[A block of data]
* * * * * * *

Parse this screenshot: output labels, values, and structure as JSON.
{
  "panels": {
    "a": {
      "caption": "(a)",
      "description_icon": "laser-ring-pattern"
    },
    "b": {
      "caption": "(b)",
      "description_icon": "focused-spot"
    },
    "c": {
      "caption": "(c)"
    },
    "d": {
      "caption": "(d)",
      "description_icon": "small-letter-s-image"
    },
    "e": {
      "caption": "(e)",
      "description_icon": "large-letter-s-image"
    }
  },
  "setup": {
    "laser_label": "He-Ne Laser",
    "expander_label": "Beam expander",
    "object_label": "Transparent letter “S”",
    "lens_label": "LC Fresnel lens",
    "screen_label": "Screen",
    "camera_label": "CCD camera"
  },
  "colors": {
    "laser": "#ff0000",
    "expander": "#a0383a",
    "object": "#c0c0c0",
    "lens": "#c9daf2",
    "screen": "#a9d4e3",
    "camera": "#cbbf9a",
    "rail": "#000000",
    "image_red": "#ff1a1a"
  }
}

* * * * * * *

▶ [Do this]
Lines holding the word "caption" in the entries above are the ones to pull out. Copy them all.

▶ [Response]
      "caption": "(a)",
      "caption": "(b)",
      "caption": "(c)"
      "caption": "(d)",
      "caption": "(e)",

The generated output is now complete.